Problem description ->
Search the listing below for "name". Copy each matching line.

Data provided ->
━━━━━━━━━━━━━━━━

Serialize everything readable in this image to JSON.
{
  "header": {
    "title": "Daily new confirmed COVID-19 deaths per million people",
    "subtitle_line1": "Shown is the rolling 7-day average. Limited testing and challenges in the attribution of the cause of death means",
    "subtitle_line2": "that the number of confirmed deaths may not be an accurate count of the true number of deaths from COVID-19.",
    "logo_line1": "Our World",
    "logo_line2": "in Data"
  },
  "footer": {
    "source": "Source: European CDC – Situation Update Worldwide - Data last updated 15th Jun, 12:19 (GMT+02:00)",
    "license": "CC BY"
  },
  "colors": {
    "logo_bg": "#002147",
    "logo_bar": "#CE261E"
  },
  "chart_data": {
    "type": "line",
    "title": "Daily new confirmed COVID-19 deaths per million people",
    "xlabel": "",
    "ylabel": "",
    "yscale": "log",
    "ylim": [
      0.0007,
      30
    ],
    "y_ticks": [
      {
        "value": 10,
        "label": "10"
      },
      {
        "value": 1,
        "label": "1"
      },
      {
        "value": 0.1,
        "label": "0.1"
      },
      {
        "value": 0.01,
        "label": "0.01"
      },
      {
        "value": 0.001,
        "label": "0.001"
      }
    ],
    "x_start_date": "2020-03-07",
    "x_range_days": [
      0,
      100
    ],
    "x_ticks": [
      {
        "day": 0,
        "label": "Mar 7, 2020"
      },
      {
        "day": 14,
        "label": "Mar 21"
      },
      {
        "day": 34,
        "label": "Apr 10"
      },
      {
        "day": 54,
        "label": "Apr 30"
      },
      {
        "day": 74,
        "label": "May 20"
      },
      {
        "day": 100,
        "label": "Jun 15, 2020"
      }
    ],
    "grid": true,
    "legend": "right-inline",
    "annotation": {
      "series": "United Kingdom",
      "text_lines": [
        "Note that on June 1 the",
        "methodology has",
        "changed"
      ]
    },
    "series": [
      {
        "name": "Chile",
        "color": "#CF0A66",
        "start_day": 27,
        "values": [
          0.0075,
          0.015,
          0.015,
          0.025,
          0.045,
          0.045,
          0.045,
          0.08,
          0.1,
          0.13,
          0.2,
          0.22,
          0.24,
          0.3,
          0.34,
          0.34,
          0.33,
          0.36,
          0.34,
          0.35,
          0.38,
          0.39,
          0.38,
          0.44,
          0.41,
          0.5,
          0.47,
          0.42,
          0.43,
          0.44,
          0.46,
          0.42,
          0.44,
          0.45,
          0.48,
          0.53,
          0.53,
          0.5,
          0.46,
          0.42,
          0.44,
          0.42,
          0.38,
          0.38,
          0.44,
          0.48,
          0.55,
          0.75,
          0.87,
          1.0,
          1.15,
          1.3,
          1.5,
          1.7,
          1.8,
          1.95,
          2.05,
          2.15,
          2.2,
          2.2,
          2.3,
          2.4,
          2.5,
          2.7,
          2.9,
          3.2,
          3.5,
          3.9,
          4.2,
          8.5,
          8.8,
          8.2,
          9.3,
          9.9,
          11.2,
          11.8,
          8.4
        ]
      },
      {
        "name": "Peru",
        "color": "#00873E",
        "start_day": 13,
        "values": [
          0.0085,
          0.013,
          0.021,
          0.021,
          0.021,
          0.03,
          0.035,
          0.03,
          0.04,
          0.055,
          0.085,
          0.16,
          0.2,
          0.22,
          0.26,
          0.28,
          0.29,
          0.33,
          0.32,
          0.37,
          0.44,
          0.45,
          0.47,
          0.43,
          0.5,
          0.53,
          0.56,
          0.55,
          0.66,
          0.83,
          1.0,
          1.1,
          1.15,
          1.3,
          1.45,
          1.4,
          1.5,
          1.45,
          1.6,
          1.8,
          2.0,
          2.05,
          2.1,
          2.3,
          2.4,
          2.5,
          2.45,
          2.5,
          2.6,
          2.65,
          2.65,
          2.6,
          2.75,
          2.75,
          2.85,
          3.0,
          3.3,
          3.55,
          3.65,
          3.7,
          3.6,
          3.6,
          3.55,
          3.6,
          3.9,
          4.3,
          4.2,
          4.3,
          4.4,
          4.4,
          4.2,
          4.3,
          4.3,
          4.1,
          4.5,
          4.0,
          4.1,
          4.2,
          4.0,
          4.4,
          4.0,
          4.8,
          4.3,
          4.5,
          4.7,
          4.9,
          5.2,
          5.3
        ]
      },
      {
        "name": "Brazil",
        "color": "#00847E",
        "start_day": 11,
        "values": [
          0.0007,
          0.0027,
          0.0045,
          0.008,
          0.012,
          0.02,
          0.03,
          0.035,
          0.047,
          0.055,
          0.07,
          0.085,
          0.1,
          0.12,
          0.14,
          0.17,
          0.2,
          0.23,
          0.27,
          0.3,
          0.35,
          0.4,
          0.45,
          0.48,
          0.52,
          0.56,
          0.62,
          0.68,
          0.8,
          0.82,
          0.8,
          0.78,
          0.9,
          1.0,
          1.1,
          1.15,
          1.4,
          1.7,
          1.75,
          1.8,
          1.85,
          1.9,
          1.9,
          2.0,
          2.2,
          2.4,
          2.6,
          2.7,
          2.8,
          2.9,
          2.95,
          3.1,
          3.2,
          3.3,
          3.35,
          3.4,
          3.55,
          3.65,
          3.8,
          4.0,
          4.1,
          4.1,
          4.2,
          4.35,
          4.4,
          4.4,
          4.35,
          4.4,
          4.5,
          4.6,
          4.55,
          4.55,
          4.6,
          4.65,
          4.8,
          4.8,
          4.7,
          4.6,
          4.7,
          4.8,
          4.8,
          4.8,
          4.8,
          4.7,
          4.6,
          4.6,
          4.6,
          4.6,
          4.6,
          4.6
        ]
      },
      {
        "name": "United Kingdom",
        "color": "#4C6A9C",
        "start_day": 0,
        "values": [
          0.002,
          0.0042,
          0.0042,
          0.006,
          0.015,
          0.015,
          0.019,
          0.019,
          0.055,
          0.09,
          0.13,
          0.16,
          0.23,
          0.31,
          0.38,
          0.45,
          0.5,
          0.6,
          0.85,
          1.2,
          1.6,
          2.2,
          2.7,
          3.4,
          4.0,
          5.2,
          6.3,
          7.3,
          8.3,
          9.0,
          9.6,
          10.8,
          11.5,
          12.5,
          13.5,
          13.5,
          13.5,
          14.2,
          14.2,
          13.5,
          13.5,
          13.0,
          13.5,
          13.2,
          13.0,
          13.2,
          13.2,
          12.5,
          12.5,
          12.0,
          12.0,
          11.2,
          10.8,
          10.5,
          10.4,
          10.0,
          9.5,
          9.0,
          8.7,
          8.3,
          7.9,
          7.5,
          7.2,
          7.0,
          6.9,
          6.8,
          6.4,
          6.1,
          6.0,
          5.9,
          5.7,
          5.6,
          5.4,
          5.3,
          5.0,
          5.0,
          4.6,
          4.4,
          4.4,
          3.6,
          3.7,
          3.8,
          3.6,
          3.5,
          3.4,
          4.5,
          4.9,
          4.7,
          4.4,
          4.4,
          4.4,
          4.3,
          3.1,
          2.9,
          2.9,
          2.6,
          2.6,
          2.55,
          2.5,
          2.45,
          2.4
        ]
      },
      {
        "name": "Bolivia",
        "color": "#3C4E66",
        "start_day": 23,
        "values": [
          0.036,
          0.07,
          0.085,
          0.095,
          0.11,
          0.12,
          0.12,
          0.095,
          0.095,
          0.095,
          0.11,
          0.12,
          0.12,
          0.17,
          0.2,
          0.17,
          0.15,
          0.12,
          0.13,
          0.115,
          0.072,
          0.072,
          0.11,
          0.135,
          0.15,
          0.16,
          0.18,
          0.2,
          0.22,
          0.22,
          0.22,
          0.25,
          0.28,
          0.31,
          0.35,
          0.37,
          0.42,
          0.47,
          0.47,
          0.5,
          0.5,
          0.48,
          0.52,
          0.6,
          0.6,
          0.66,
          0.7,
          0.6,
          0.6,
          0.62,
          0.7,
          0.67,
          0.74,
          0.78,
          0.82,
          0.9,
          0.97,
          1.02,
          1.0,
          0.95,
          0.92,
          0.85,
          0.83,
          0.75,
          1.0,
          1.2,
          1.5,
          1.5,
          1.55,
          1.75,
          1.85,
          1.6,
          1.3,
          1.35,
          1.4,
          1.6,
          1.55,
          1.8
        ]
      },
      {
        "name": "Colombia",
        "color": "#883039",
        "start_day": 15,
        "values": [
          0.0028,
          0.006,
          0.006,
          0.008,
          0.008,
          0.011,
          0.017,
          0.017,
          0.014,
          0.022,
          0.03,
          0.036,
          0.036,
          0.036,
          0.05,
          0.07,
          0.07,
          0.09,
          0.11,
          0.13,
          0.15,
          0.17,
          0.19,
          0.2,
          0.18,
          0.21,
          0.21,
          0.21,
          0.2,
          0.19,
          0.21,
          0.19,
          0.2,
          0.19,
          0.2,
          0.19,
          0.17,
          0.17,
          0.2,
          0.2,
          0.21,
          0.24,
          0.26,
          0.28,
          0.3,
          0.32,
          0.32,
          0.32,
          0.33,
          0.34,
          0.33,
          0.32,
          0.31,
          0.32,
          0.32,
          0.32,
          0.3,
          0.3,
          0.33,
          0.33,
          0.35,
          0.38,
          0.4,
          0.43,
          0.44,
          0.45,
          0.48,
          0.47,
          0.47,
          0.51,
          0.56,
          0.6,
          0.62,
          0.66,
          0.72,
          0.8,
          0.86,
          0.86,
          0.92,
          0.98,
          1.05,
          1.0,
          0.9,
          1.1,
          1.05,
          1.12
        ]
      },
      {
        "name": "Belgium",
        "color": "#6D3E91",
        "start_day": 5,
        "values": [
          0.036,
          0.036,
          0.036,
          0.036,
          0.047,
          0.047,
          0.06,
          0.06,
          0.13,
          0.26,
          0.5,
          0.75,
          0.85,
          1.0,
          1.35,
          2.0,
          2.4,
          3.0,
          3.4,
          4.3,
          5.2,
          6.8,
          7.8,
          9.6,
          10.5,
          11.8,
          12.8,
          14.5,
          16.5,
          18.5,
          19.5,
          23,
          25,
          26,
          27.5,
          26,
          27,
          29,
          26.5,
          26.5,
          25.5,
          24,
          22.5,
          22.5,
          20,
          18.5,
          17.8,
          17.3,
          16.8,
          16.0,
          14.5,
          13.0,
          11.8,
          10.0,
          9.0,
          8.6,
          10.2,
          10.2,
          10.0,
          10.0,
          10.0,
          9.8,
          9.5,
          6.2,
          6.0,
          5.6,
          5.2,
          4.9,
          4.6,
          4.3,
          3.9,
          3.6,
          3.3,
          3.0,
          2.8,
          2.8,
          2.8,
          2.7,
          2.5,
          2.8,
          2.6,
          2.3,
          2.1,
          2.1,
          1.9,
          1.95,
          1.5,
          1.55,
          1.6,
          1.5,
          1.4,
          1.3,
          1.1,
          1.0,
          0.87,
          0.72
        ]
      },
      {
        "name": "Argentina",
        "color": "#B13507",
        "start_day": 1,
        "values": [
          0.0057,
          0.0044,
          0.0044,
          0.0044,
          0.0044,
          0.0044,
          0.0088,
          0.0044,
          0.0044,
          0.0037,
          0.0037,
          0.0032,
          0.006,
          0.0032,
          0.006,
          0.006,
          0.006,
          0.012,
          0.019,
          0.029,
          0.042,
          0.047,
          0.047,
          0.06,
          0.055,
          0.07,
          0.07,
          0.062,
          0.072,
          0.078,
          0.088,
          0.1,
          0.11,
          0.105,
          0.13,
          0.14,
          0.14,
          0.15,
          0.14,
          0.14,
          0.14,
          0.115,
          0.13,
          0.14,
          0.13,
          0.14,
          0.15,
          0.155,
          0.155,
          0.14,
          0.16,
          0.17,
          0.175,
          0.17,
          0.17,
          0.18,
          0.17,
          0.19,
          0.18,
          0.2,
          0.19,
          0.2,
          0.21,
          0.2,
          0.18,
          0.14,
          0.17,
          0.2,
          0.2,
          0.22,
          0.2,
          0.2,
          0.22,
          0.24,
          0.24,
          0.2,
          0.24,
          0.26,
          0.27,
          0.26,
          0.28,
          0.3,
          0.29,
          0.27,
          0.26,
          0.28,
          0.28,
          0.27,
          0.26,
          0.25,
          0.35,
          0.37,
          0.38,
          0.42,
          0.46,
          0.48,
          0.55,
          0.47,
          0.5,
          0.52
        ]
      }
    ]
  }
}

━━━━━━━━━━━━━━━━

Expected output ->
        "name": "Chile",
        "name": "Peru",
        "name": "Brazil",
        "name": "United Kingdom",
        "name": "Bolivia",
        "name": "Colombia",
        "name": "Belgium",
        "name": "Argentina",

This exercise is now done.